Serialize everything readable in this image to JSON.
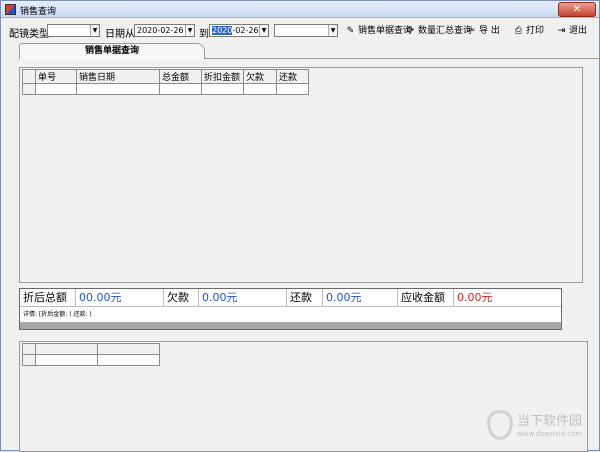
{
  "window": {
    "title": "销售查询",
    "close_label": "✕"
  },
  "toolbar": {
    "type_label": "配镜类型",
    "type_value": "",
    "date_from_label": "日期从",
    "date_from_value": "2020-02-26",
    "date_to_label": "到",
    "date_to_year": "2020",
    "date_to_rest": "-02-26",
    "extra_value": "",
    "buttons": {
      "sales_query": "销售单据查询",
      "qty_summary": "数量汇总查询",
      "export": "导 出",
      "print": "打印",
      "exit": "退出"
    }
  },
  "tabs": [
    {
      "label": "销售单据查询"
    }
  ],
  "sales_table": {
    "columns": [
      "",
      "单号",
      "销售日期",
      "总金额",
      "折扣金额",
      "欠款",
      "还款"
    ]
  },
  "summary": {
    "discount_total_label": "折后总额",
    "discount_total_value": "00.00元",
    "debt_label": "欠款",
    "debt_value": "0.00元",
    "repay_label": "还款",
    "repay_value": "0.00元",
    "receivable_label": "应收金额",
    "receivable_value": "0.00元",
    "detail_text": "详情: [折后金额: (        还款: )"
  },
  "detail_table": {
    "columns": [
      "",
      "",
      ""
    ]
  },
  "watermark": {
    "text": "当下软件园",
    "url": "www.downxia.com"
  },
  "colors": {
    "blue_value": "#1f4fd6",
    "red_value": "#e02020",
    "selection": "#3166c9"
  },
  "icons": {
    "sales_query": "pencil-icon",
    "qty_summary": "refresh-icon",
    "export": "export-icon",
    "print": "printer-icon",
    "exit": "exit-icon"
  }
}
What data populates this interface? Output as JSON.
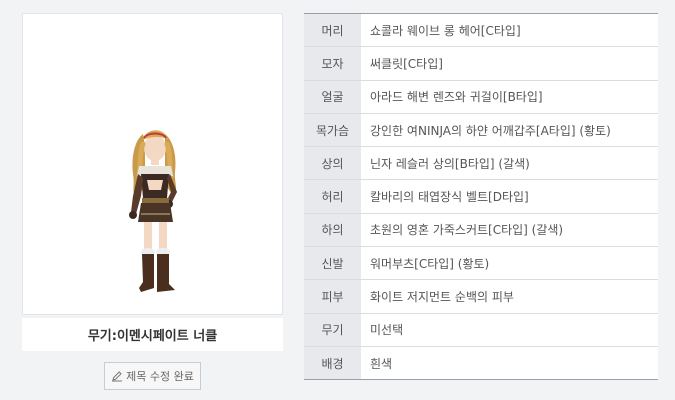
{
  "character": {
    "weapon_caption": "무기:이멘시페이트 너클"
  },
  "actions": {
    "edit_done_label": "제목 수정 완료",
    "edit_icon": "pencil-icon"
  },
  "equipment": [
    {
      "label": "머리",
      "value": "쇼콜라 웨이브 롱 헤어[C타입]"
    },
    {
      "label": "모자",
      "value": "써클릿[C타입]"
    },
    {
      "label": "얼굴",
      "value": "아라드 해변 렌즈와 귀걸이[B타입]"
    },
    {
      "label": "목가슴",
      "value": "강인한 여NINJA의 하얀 어깨갑주[A타입] (황토)"
    },
    {
      "label": "상의",
      "value": "닌자 레슬러 상의[B타입] (갈색)"
    },
    {
      "label": "허리",
      "value": "칼바리의 태엽장식 벨트[D타입]"
    },
    {
      "label": "하의",
      "value": "초원의 영혼 가죽스커트[C타입] (갈색)"
    },
    {
      "label": "신발",
      "value": "워머부츠[C타입] (황토)"
    },
    {
      "label": "피부",
      "value": "화이트 저지먼트 순백의 피부"
    },
    {
      "label": "무기",
      "value": "미선택"
    },
    {
      "label": "배경",
      "value": "흰색"
    }
  ]
}
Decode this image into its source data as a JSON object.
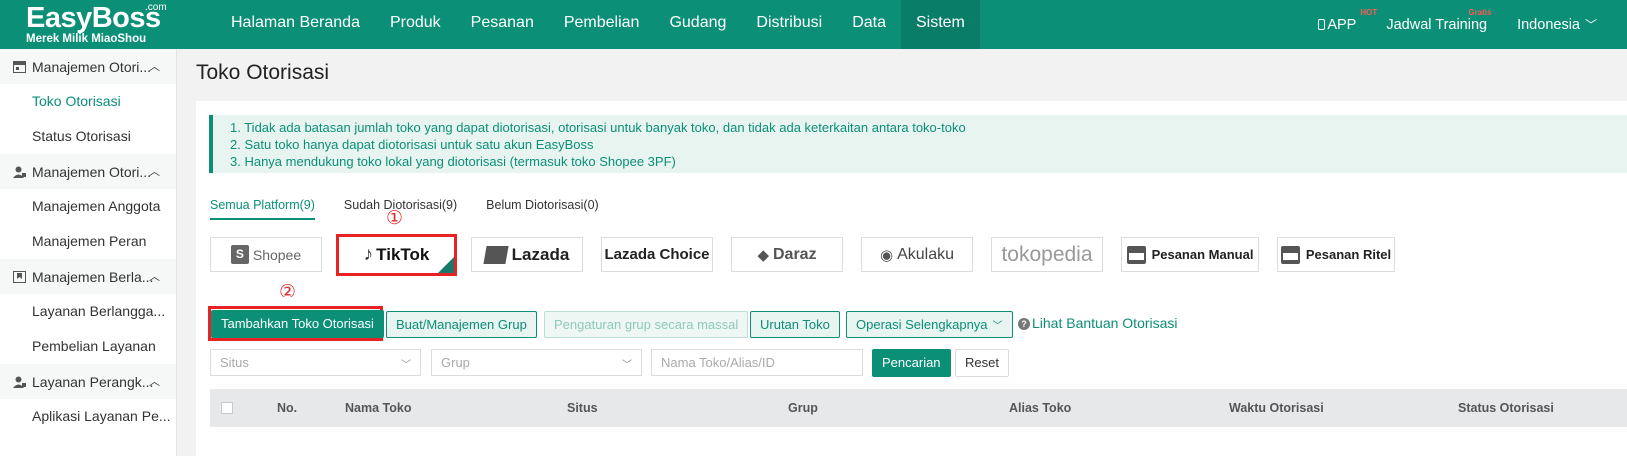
{
  "brand": {
    "name": "EasyBoss",
    "com": ".com",
    "subtitle": "Merek Milik MiaoShou"
  },
  "nav": [
    "Halaman Beranda",
    "Produk",
    "Pesanan",
    "Pembelian",
    "Gudang",
    "Distribusi",
    "Data",
    "Sistem"
  ],
  "nav_active": "Sistem",
  "top_right": {
    "app": "APP",
    "app_badge": "HOT",
    "training": "Jadwal Training",
    "training_badge": "Gratis",
    "language": "Indonesia"
  },
  "sidebar": {
    "groups": [
      {
        "label": "Manajemen Otori...",
        "icon": "store-icon",
        "items": [
          "Toko Otorisasi",
          "Status Otorisasi"
        ]
      },
      {
        "label": "Manajemen Otori...",
        "icon": "user-icon",
        "items": [
          "Manajemen Anggota",
          "Manajemen Peran"
        ]
      },
      {
        "label": "Manajemen Berla...",
        "icon": "bookmark-icon",
        "items": [
          "Layanan Berlangga...",
          "Pembelian Layanan"
        ]
      },
      {
        "label": "Layanan Perangk...",
        "icon": "user-icon",
        "items": [
          "Aplikasi Layanan Pe..."
        ]
      }
    ],
    "active_item": "Toko Otorisasi"
  },
  "page": {
    "title": "Toko Otorisasi"
  },
  "notice": [
    "1. Tidak ada batasan jumlah toko yang dapat diotorisasi, otorisasi untuk banyak toko, dan tidak ada keterkaitan antara toko-toko",
    "2. Satu toko hanya dapat diotorisasi untuk satu akun EasyBoss",
    "3. Hanya mendukung toko lokal yang diotorisasi (termasuk toko Shopee 3PF)"
  ],
  "platform_tabs": [
    "Semua Platform(9)",
    "Sudah Diotorisasi(9)",
    "Belum Diotorisasi(0)"
  ],
  "annotations": {
    "one": "①",
    "two": "②"
  },
  "platforms": [
    "Shopee",
    "TikTok",
    "Lazada",
    "Lazada Choice",
    "Daraz",
    "Akulaku",
    "tokopedia",
    "Pesanan Manual",
    "Pesanan Ritel"
  ],
  "actions": {
    "add": "Tambahkan Toko Otorisasi",
    "group": "Buat/Manajemen Grup",
    "bulk_group": "Pengaturan grup secara massal",
    "order": "Urutan Toko",
    "more": "Operasi Selengkapnya",
    "help": "Lihat Bantuan Otorisasi"
  },
  "filters": {
    "site_placeholder": "Situs",
    "group_placeholder": "Grup",
    "name_placeholder": "Nama Toko/Alias/ID",
    "search": "Pencarian",
    "reset": "Reset"
  },
  "table_headers": [
    "No.",
    "Nama Toko",
    "Situs",
    "Grup",
    "Alias Toko",
    "Waktu Otorisasi",
    "Status Otorisasi"
  ],
  "colors": {
    "brand": "#0b8f77",
    "highlight": "#e82224"
  }
}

Exercise task: Omit the pictures and give the material again, exactly and in full.

Correct output:
Serialize everything readable in this image to JSON.
{
  "window": {
    "title": "销售查询",
    "close_label": "✕"
  },
  "toolbar": {
    "type_label": "配镜类型",
    "type_value": "",
    "date_from_label": "日期从",
    "date_from_value": "2020-02-26",
    "date_to_label": "到",
    "date_to_year": "2020",
    "date_to_rest": "-02-26",
    "extra_value": "",
    "buttons": {
      "sales_query": "销售单据查询",
      "qty_summary": "数量汇总查询",
      "export": "导 出",
      "print": "打印",
      "exit": "退出"
    }
  },
  "tabs": [
    {
      "label": "销售单据查询"
    }
  ],
  "sales_table": {
    "columns": [
      "",
      "单号",
      "销售日期",
      "总金额",
      "折扣金额",
      "欠款",
      "还款"
    ]
  },
  "summary": {
    "discount_total_label": "折后总额",
    "discount_total_value": "00.00元",
    "debt_label": "欠款",
    "debt_value": "0.00元",
    "repay_label": "还款",
    "repay_value": "0.00元",
    "receivable_label": "应收金额",
    "receivable_value": "0.00元",
    "detail_text": "详情: [折后金额: (        还款: )"
  },
  "detail_table": {
    "columns": [
      "",
      "",
      ""
    ]
  },
  "watermark": {
    "text": "当下软件园",
    "url": "www.downxia.com"
  },
  "colors": {
    "blue_value": "#1f4fd6",
    "red_value": "#e02020",
    "selection": "#3166c9"
  },
  "icons": {
    "sales_query": "pencil-icon",
    "qty_summary": "refresh-icon",
    "export": "export-icon",
    "print": "printer-icon",
    "exit": "exit-icon"
  }
}
What data populates this interface? Output as JSON.
{
  "character": {
    "weapon_caption": "무기:이멘시페이트 너클"
  },
  "actions": {
    "edit_done_label": "제목 수정 완료",
    "edit_icon": "pencil-icon"
  },
  "equipment": [
    {
      "label": "머리",
      "value": "쇼콜라 웨이브 롱 헤어[C타입]"
    },
    {
      "label": "모자",
      "value": "써클릿[C타입]"
    },
    {
      "label": "얼굴",
      "value": "아라드 해변 렌즈와 귀걸이[B타입]"
    },
    {
      "label": "목가슴",
      "value": "강인한 여NINJA의 하얀 어깨갑주[A타입] (황토)"
    },
    {
      "label": "상의",
      "value": "닌자 레슬러 상의[B타입] (갈색)"
    },
    {
      "label": "허리",
      "value": "칼바리의 태엽장식 벨트[D타입]"
    },
    {
      "label": "하의",
      "value": "초원의 영혼 가죽스커트[C타입] (갈색)"
    },
    {
      "label": "신발",
      "value": "워머부츠[C타입] (황토)"
    },
    {
      "label": "피부",
      "value": "화이트 저지먼트 순백의 피부"
    },
    {
      "label": "무기",
      "value": "미선택"
    },
    {
      "label": "배경",
      "value": "흰색"
    }
  ]
}
Decode this image into its source data as a JSON object.
{
  "brand": {
    "name": "EasyBoss",
    "com": ".com",
    "subtitle": "Merek Milik MiaoShou"
  },
  "nav": [
    "Halaman Beranda",
    "Produk",
    "Pesanan",
    "Pembelian",
    "Gudang",
    "Distribusi",
    "Data",
    "Sistem"
  ],
  "nav_active": "Sistem",
  "top_right": {
    "app": "APP",
    "app_badge": "HOT",
    "training": "Jadwal Training",
    "training_badge": "Gratis",
    "language": "Indonesia"
  },
  "sidebar": {
    "groups": [
      {
        "label": "Manajemen Otori...",
        "icon": "store-icon",
        "items": [
          "Toko Otorisasi",
          "Status Otorisasi"
        ]
      },
      {
        "label": "Manajemen Otori...",
        "icon": "user-icon",
        "items": [
          "Manajemen Anggota",
          "Manajemen Peran"
        ]
      },
      {
        "label": "Manajemen Berla...",
        "icon": "bookmark-icon",
        "items": [
          "Layanan Berlangga...",
          "Pembelian Layanan"
        ]
      },
      {
        "label": "Layanan Perangk...",
        "icon": "user-icon",
        "items": [
          "Aplikasi Layanan Pe..."
        ]
      }
    ],
    "active_item": "Toko Otorisasi"
  },
  "page": {
    "title": "Toko Otorisasi"
  },
  "notice": [
    "1. Tidak ada batasan jumlah toko yang dapat diotorisasi, otorisasi untuk banyak toko, dan tidak ada keterkaitan antara toko-toko",
    "2. Satu toko hanya dapat diotorisasi untuk satu akun EasyBoss",
    "3. Hanya mendukung toko lokal yang diotorisasi (termasuk toko Shopee 3PF)"
  ],
  "platform_tabs": [
    "Semua Platform(9)",
    "Sudah Diotorisasi(9)",
    "Belum Diotorisasi(0)"
  ],
  "annotations": {
    "one": "①",
    "two": "②"
  },
  "platforms": [
    "Shopee",
    "TikTok",
    "Lazada",
    "Lazada Choice",
    "Daraz",
    "Akulaku",
    "tokopedia",
    "Pesanan Manual",
    "Pesanan Ritel"
  ],
  "actions": {
    "add": "Tambahkan Toko Otorisasi",
    "group": "Buat/Manajemen Grup",
    "bulk_group": "Pengaturan grup secara massal",
    "order": "Urutan Toko",
    "more": "Operasi Selengkapnya",
    "help": "Lihat Bantuan Otorisasi"
  },
  "filters": {
    "site_placeholder": "Situs",
    "group_placeholder": "Grup",
    "name_placeholder": "Nama Toko/Alias/ID",
    "search": "Pencarian",
    "reset": "Reset"
  },
  "table_headers": [
    "No.",
    "Nama Toko",
    "Situs",
    "Grup",
    "Alias Toko",
    "Waktu Otorisasi",
    "Status Otorisasi"
  ],
  "colors": {
    "brand": "#0b8f77",
    "highlight": "#e82224"
  }
}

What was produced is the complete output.